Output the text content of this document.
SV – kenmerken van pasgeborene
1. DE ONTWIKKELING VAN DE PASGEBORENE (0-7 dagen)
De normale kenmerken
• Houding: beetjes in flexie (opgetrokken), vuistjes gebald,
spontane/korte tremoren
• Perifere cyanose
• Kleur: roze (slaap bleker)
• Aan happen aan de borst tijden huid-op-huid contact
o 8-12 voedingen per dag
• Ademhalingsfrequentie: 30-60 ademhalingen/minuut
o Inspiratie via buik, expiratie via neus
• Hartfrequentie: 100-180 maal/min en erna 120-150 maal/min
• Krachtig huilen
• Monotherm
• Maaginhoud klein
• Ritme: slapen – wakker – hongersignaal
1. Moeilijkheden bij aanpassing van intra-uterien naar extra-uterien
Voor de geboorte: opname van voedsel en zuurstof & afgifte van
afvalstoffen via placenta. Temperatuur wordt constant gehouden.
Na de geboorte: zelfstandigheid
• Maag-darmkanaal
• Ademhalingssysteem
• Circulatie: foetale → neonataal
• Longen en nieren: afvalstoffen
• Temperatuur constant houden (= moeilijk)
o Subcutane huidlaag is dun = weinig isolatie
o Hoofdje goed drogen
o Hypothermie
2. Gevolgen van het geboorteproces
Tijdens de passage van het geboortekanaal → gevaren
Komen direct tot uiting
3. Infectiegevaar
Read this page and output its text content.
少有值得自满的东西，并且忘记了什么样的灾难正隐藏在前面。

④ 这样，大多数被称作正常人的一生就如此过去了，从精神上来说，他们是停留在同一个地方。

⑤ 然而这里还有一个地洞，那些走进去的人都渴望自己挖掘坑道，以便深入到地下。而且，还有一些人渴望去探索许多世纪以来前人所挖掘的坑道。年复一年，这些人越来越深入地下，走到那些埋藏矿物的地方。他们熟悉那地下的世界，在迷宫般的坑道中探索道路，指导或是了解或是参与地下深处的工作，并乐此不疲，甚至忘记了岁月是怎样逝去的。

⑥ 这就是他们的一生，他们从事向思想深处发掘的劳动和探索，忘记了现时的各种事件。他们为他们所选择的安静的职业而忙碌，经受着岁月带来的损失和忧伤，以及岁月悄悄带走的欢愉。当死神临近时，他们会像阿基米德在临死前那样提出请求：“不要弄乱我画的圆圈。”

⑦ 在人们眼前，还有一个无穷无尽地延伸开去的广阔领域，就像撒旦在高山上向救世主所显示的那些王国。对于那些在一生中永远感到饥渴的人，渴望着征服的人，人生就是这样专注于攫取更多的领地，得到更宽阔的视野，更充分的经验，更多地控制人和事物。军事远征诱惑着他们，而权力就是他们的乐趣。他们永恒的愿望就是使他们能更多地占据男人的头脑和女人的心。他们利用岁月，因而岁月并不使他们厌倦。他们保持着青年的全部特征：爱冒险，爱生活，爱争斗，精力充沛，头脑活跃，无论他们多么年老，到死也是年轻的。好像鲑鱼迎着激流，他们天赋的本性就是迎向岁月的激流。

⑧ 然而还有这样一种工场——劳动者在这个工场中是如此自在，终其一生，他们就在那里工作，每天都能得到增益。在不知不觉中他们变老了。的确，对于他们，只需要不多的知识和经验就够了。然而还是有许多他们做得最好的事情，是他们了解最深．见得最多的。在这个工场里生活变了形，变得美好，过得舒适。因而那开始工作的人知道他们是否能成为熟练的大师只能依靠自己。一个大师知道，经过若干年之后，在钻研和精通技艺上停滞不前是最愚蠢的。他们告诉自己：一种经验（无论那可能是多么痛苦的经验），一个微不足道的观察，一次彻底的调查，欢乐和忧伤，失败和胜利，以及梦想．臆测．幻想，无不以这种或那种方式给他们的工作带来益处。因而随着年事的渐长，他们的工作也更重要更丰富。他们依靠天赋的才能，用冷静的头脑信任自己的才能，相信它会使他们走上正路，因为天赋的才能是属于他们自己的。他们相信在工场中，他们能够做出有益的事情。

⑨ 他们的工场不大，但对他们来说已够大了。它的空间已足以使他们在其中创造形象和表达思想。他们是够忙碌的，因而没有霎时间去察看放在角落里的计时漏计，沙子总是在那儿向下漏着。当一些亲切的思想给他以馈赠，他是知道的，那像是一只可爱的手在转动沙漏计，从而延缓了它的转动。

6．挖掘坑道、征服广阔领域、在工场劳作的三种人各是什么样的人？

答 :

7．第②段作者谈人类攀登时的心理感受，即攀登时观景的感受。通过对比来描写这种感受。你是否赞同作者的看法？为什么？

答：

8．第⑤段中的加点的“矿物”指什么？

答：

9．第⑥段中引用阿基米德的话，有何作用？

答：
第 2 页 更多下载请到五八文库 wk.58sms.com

========

Task requirements.
Return each entry from the material above exactly as it appears.

Task answer.
Output the text content of this document.
SV – kenmerken van pasgeborene
1. DE ONTWIKKELING VAN DE PASGEBORENE (0-7 dagen)
De normale kenmerken
• Houding: beetjes in flexie (opgetrokken), vuistjes gebald,
spontane/korte tremoren
• Perifere cyanose
• Kleur: roze (slaap bleker)
• Aan happen aan de borst tijden huid-op-huid contact
o 8-12 voedingen per dag
• Ademhalingsfrequentie: 30-60 ademhalingen/minuut
o Inspiratie via buik, expiratie via neus
• Hartfrequentie: 100-180 maal/min en erna 120-150 maal/min
• Krachtig huilen
• Monotherm
• Maaginhoud klein
• Ritme: slapen – wakker – hongersignaal
1. Moeilijkheden bij aanpassing van intra-uterien naar extra-uterien
Voor de geboorte: opname van voedsel en zuurstof & afgifte van
afvalstoffen via placenta. Temperatuur wordt constant gehouden.
Na de geboorte: zelfstandigheid
• Maag-darmkanaal
• Ademhalingssysteem
• Circulatie: foetale → neonataal
• Longen en nieren: afvalstoffen
• Temperatuur constant houden (= moeilijk)
o Subcutane huidlaag is dun = weinig isolatie
o Hoofdje goed drogen
o Hypothermie
2. Gevolgen van het geboorteproces
Tijdens de passage van het geboortekanaal → gevaren
Komen direct tot uiting
3. Infectiegevaar
Read this page and output its text content.
少有值得自满的东西，并且忘记了什么样的灾难正隐藏在前面。

④ 这样，大多数被称作正常人的一生就如此过去了，从精神上来说，他们是停留在同一个地方。

⑤ 然而这里还有一个地洞，那些走进去的人都渴望自己挖掘坑道，以便深入到地下。而且，还有一些人渴望去探索许多世纪以来前人所挖掘的坑道。年复一年，这些人越来越深入地下，走到那些埋藏矿物的地方。他们熟悉那地下的世界，在迷宫般的坑道中探索道路，指导或是了解或是参与地下深处的工作，并乐此不疲，甚至忘记了岁月是怎样逝去的。

⑥ 这就是他们的一生，他们从事向思想深处发掘的劳动和探索，忘记了现时的各种事件。他们为他们所选择的安静的职业而忙碌，经受着岁月带来的损失和忧伤，以及岁月悄悄带走的欢愉。当死神临近时，他们会像阿基米德在临死前那样提出请求：“不要弄乱我画的圆圈。”

⑦ 在人们眼前，还有一个无穷无尽地延伸开去的广阔领域，就像撒旦在高山上向救世主所显示的那些王国。对于那些在一生中永远感到饥渴的人，渴望着征服的人，人生就是这样专注于攫取更多的领地，得到更宽阔的视野，更充分的经验，更多地控制人和事物。军事远征诱惑着他们，而权力就是他们的乐趣。他们永恒的愿望就是使他们能更多地占据男人的头脑和女人的心。他们利用岁月，因而岁月并不使他们厌倦。他们保持着青年的全部特征：爱冒险，爱生活，爱争斗，精力充沛，头脑活跃，无论他们多么年老，到死也是年轻的。好像鲑鱼迎着激流，他们天赋的本性就是迎向岁月的激流。

⑧ 然而还有这样一种工场——劳动者在这个工场中是如此自在，终其一生，他们就在那里工作，每天都能得到增益。在不知不觉中他们变老了。的确，对于他们，只需要不多的知识和经验就够了。然而还是有许多他们做得最好的事情，是他们了解最深．见得最多的。在这个工场里生活变了形，变得美好，过得舒适。因而那开始工作的人知道他们是否能成为熟练的大师只能依靠自己。一个大师知道，经过若干年之后，在钻研和精通技艺上停滞不前是最愚蠢的。他们告诉自己：一种经验（无论那可能是多么痛苦的经验），一个微不足道的观察，一次彻底的调查，欢乐和忧伤，失败和胜利，以及梦想．臆测．幻想，无不以这种或那种方式给他们的工作带来益处。因而随着年事的渐长，他们的工作也更重要更丰富。他们依靠天赋的才能，用冷静的头脑信任自己的才能，相信它会使他们走上正路，因为天赋的才能是属于他们自己的。他们相信在工场中，他们能够做出有益的事情。

⑨ 他们的工场不大，但对他们来说已够大了。它的空间已足以使他们在其中创造形象和表达思想。他们是够忙碌的，因而没有霎时间去察看放在角落里的计时漏计，沙子总是在那儿向下漏着。当一些亲切的思想给他以馈赠，他是知道的，那像是一只可爱的手在转动沙漏计，从而延缓了它的转动。

6．挖掘坑道、征服广阔领域、在工场劳作的三种人各是什么样的人？

答 :

7．第②段作者谈人类攀登时的心理感受，即攀登时观景的感受。通过对比来描写这种感受。你是否赞同作者的看法？为什么？

答：

8．第⑤段中的加点的“矿物”指什么？

答：

9．第⑥段中引用阿基米德的话，有何作用？

答：
第 2 页 更多下载请到五八文库 wk.58sms.com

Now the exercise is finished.